■ **To be done**
Repeat every record below exactly as it appears.

■ **Listed records**
▬▬▬▬▬▬▬▬▬▬

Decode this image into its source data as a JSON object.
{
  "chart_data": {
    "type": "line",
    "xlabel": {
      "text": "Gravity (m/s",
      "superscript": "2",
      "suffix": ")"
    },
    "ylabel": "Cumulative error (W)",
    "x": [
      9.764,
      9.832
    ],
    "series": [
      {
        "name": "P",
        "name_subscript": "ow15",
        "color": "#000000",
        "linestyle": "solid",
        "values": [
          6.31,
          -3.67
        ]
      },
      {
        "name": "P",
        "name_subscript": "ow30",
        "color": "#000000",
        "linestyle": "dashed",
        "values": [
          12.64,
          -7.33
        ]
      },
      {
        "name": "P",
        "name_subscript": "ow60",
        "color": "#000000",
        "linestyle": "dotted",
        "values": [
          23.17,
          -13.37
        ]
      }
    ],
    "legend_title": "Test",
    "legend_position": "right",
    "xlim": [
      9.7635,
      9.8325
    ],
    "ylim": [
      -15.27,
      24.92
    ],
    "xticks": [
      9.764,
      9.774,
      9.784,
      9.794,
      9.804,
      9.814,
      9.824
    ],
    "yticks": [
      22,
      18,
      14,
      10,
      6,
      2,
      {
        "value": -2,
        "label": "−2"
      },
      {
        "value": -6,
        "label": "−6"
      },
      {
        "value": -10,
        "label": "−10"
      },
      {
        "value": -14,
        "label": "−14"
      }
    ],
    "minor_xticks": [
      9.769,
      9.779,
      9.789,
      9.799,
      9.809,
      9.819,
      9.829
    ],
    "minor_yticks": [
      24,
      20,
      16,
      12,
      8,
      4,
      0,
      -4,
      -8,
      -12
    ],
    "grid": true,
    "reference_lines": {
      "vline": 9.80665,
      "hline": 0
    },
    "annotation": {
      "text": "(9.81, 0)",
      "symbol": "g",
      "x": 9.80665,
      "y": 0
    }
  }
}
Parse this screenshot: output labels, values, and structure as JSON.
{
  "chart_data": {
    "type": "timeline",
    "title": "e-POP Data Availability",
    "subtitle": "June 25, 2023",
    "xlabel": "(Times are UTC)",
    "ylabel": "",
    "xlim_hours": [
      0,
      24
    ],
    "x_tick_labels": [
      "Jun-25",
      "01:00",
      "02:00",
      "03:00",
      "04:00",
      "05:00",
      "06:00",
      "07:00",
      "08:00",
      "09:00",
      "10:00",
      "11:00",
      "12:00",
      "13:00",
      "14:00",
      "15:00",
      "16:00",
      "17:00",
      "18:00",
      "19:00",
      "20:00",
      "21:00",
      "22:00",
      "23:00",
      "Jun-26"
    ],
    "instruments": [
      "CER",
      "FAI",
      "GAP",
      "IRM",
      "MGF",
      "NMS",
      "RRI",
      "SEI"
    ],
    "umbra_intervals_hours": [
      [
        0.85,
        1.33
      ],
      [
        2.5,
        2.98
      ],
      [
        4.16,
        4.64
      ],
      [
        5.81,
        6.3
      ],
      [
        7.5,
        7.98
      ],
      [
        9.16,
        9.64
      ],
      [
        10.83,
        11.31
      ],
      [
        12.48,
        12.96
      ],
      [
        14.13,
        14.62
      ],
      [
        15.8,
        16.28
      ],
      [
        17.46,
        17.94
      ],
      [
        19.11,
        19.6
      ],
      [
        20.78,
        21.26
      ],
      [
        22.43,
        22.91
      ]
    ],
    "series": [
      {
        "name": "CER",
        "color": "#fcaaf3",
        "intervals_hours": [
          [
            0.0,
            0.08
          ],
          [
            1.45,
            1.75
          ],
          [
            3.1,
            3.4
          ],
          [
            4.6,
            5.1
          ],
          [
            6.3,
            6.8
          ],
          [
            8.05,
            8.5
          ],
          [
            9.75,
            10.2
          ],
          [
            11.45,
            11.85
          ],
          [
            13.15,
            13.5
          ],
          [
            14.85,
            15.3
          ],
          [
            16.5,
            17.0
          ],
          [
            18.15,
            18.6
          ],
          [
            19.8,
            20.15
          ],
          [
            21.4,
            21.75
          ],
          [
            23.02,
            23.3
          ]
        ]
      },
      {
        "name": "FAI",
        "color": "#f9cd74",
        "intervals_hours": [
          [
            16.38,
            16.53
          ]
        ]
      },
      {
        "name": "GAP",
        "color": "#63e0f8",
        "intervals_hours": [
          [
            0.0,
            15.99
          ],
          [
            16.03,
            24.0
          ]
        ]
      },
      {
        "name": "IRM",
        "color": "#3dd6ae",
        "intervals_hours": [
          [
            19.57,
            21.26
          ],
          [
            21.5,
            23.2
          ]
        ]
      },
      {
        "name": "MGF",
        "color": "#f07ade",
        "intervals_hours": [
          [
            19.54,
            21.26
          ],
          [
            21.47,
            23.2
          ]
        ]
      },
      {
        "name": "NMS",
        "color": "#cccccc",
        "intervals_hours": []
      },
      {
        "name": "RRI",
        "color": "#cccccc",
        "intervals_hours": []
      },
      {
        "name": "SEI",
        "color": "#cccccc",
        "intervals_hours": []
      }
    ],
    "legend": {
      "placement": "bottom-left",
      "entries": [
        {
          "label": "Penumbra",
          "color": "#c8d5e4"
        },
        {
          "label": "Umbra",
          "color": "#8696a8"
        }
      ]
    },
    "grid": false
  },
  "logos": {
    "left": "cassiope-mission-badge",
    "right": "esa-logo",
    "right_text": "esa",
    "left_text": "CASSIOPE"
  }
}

▬▬▬▬▬▬▬▬▬▬

■ **Task solution**
Decode this image into its source data as a JSON object.
{
  "chart_data": {
    "type": "line",
    "xlabel": {
      "text": "Gravity (m/s",
      "superscript": "2",
      "suffix": ")"
    },
    "ylabel": "Cumulative error (W)",
    "x": [
      9.764,
      9.832
    ],
    "series": [
      {
        "name": "P",
        "name_subscript": "ow15",
        "color": "#000000",
        "linestyle": "solid",
        "values": [
          6.31,
          -3.67
        ]
      },
      {
        "name": "P",
        "name_subscript": "ow30",
        "color": "#000000",
        "linestyle": "dashed",
        "values": [
          12.64,
          -7.33
        ]
      },
      {
        "name": "P",
        "name_subscript": "ow60",
        "color": "#000000",
        "linestyle": "dotted",
        "values": [
          23.17,
          -13.37
        ]
      }
    ],
    "legend_title": "Test",
    "legend_position": "right",
    "xlim": [
      9.7635,
      9.8325
    ],
    "ylim": [
      -15.27,
      24.92
    ],
    "xticks": [
      9.764,
      9.774,
      9.784,
      9.794,
      9.804,
      9.814,
      9.824
    ],
    "yticks": [
      22,
      18,
      14,
      10,
      6,
      2,
      {
        "value": -2,
        "label": "−2"
      },
      {
        "value": -6,
        "label": "−6"
      },
      {
        "value": -10,
        "label": "−10"
      },
      {
        "value": -14,
        "label": "−14"
      }
    ],
    "minor_xticks": [
      9.769,
      9.779,
      9.789,
      9.799,
      9.809,
      9.819,
      9.829
    ],
    "minor_yticks": [
      24,
      20,
      16,
      12,
      8,
      4,
      0,
      -4,
      -8,
      -12
    ],
    "grid": true,
    "reference_lines": {
      "vline": 9.80665,
      "hline": 0
    },
    "annotation": {
      "text": "(9.81, 0)",
      "symbol": "g",
      "x": 9.80665,
      "y": 0
    }
  }
}
Parse this screenshot: output labels, values, and structure as JSON.
{
  "chart_data": {
    "type": "timeline",
    "title": "e-POP Data Availability",
    "subtitle": "June 25, 2023",
    "xlabel": "(Times are UTC)",
    "ylabel": "",
    "xlim_hours": [
      0,
      24
    ],
    "x_tick_labels": [
      "Jun-25",
      "01:00",
      "02:00",
      "03:00",
      "04:00",
      "05:00",
      "06:00",
      "07:00",
      "08:00",
      "09:00",
      "10:00",
      "11:00",
      "12:00",
      "13:00",
      "14:00",
      "15:00",
      "16:00",
      "17:00",
      "18:00",
      "19:00",
      "20:00",
      "21:00",
      "22:00",
      "23:00",
      "Jun-26"
    ],
    "instruments": [
      "CER",
      "FAI",
      "GAP",
      "IRM",
      "MGF",
      "NMS",
      "RRI",
      "SEI"
    ],
    "umbra_intervals_hours": [
      [
        0.85,
        1.33
      ],
      [
        2.5,
        2.98
      ],
      [
        4.16,
        4.64
      ],
      [
        5.81,
        6.3
      ],
      [
        7.5,
        7.98
      ],
      [
        9.16,
        9.64
      ],
      [
        10.83,
        11.31
      ],
      [
        12.48,
        12.96
      ],
      [
        14.13,
        14.62
      ],
      [
        15.8,
        16.28
      ],
      [
        17.46,
        17.94
      ],
      [
        19.11,
        19.6
      ],
      [
        20.78,
        21.26
      ],
      [
        22.43,
        22.91
      ]
    ],
    "series": [
      {
        "name": "CER",
        "color": "#fcaaf3",
        "intervals_hours": [
          [
            0.0,
            0.08
          ],
          [
            1.45,
            1.75
          ],
          [
            3.1,
            3.4
          ],
          [
            4.6,
            5.1
          ],
          [
            6.3,
            6.8
          ],
          [
            8.05,
            8.5
          ],
          [
            9.75,
            10.2
          ],
          [
            11.45,
            11.85
          ],
          [
            13.15,
            13.5
          ],
          [
            14.85,
            15.3
          ],
          [
            16.5,
            17.0
          ],
          [
            18.15,
            18.6
          ],
          [
            19.8,
            20.15
          ],
          [
            21.4,
            21.75
          ],
          [
            23.02,
            23.3
          ]
        ]
      },
      {
        "name": "FAI",
        "color": "#f9cd74",
        "intervals_hours": [
          [
            16.38,
            16.53
          ]
        ]
      },
      {
        "name": "GAP",
        "color": "#63e0f8",
        "intervals_hours": [
          [
            0.0,
            15.99
          ],
          [
            16.03,
            24.0
          ]
        ]
      },
      {
        "name": "IRM",
        "color": "#3dd6ae",
        "intervals_hours": [
          [
            19.57,
            21.26
          ],
          [
            21.5,
            23.2
          ]
        ]
      },
      {
        "name": "MGF",
        "color": "#f07ade",
        "intervals_hours": [
          [
            19.54,
            21.26
          ],
          [
            21.47,
            23.2
          ]
        ]
      },
      {
        "name": "NMS",
        "color": "#cccccc",
        "intervals_hours": []
      },
      {
        "name": "RRI",
        "color": "#cccccc",
        "intervals_hours": []
      },
      {
        "name": "SEI",
        "color": "#cccccc",
        "intervals_hours": []
      }
    ],
    "legend": {
      "placement": "bottom-left",
      "entries": [
        {
          "label": "Penumbra",
          "color": "#c8d5e4"
        },
        {
          "label": "Umbra",
          "color": "#8696a8"
        }
      ]
    },
    "grid": false
  },
  "logos": {
    "left": "cassiope-mission-badge",
    "right": "esa-logo",
    "right_text": "esa",
    "left_text": "CASSIOPE"
  }
}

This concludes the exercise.